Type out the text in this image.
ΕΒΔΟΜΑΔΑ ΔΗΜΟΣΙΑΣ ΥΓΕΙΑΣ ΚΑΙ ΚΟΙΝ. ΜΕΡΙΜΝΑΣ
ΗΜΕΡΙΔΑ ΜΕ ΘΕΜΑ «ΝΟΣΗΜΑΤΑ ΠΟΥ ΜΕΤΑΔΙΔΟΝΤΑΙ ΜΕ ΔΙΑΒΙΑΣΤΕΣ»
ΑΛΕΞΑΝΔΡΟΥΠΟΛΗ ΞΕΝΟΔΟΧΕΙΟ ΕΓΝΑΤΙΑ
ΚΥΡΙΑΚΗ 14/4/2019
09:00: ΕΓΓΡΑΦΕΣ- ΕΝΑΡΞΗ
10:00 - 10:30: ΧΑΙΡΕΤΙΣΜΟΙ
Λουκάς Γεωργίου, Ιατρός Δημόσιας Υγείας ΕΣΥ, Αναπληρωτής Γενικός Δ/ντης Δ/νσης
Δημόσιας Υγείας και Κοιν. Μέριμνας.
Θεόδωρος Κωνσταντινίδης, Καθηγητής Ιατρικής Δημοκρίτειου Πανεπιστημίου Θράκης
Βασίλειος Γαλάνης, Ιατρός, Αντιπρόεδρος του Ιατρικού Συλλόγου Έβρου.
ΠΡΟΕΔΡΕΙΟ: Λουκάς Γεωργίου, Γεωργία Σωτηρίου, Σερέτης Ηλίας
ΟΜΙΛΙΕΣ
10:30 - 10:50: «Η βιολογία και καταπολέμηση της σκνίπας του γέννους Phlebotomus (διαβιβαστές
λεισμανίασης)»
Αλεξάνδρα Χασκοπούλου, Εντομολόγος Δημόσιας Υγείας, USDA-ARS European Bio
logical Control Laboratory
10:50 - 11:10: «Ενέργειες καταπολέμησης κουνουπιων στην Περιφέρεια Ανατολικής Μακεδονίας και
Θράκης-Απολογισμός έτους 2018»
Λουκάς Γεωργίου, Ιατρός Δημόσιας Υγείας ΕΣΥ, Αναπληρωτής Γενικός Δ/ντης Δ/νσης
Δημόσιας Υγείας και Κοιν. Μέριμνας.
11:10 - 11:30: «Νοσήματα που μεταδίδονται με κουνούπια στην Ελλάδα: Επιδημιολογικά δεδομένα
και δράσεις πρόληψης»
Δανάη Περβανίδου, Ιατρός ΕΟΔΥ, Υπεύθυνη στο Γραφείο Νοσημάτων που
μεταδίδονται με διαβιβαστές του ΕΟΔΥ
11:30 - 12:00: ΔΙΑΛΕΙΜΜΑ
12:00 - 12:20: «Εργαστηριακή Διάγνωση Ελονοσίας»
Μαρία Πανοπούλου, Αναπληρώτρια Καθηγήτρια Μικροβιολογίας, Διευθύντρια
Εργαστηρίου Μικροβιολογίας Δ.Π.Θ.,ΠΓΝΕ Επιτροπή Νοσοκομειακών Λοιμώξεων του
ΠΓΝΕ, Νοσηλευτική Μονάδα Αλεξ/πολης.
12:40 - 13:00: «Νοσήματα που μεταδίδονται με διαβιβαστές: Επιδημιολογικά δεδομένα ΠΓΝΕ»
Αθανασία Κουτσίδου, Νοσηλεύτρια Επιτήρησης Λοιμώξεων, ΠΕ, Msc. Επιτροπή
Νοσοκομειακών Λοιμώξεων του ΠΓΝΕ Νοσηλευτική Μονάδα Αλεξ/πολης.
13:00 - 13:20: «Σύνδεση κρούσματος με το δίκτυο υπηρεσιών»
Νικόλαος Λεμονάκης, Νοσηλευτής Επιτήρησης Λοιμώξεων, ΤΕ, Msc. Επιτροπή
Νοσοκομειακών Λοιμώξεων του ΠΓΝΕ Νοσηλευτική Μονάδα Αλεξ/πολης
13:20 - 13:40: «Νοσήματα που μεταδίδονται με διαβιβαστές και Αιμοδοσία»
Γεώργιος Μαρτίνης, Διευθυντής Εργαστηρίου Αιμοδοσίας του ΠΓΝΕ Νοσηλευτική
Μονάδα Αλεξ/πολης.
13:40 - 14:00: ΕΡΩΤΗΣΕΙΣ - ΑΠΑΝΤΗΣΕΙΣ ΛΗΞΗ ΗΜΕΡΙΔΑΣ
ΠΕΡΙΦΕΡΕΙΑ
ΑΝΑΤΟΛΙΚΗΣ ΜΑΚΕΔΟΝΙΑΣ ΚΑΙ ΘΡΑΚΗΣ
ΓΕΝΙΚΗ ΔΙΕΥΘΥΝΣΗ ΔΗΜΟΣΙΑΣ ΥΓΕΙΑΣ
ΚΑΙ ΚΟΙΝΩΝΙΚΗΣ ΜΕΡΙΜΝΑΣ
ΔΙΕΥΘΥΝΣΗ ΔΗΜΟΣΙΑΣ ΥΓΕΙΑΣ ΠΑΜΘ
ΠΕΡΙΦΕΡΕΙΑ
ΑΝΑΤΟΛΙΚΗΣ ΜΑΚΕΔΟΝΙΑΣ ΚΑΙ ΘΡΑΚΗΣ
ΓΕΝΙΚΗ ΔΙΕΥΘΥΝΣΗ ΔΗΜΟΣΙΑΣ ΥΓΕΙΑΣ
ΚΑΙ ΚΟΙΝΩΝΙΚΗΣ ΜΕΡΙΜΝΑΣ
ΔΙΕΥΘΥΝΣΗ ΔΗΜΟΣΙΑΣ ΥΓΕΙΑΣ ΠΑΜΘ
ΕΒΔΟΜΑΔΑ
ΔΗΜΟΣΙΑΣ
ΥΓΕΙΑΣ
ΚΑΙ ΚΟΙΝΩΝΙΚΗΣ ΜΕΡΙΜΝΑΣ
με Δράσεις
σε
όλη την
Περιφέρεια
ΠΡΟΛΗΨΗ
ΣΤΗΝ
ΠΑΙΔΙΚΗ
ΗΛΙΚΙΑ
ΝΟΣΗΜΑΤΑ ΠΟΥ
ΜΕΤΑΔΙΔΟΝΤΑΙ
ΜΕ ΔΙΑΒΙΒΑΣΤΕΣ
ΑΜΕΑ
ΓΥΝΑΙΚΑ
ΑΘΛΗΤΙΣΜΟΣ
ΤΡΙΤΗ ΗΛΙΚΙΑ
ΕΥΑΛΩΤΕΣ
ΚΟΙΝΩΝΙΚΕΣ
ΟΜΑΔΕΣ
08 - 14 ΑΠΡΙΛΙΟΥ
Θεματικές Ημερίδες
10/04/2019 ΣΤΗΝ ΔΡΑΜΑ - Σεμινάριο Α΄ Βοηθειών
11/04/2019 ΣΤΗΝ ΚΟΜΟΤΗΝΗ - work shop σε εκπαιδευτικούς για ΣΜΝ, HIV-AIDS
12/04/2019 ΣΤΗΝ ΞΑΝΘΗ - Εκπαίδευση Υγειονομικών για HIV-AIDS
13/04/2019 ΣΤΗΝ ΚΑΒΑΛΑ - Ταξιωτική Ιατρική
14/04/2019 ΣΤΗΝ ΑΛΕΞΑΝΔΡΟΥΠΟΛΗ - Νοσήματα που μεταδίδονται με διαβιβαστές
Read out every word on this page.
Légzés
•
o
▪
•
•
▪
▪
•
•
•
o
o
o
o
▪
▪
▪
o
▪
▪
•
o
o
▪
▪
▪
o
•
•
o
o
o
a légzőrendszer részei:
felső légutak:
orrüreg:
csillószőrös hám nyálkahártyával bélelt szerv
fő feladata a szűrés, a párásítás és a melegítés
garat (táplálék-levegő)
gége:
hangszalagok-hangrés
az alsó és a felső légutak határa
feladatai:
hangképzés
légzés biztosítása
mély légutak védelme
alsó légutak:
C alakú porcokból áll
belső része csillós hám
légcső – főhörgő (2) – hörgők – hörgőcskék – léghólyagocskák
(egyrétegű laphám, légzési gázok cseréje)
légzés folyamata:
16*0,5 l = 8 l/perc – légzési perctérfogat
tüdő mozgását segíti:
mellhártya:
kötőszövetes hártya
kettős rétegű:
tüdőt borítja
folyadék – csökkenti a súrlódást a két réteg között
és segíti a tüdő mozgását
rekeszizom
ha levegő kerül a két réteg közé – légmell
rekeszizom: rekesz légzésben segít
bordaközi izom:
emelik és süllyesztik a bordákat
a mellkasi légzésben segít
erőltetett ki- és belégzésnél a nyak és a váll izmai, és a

-------------------------

Written problem » Go through the material above and count the lines that include "ΑΛΕΞΑΝΔΡΟΥΠΟΛΗ". Give the number alone.

Result of this task » 2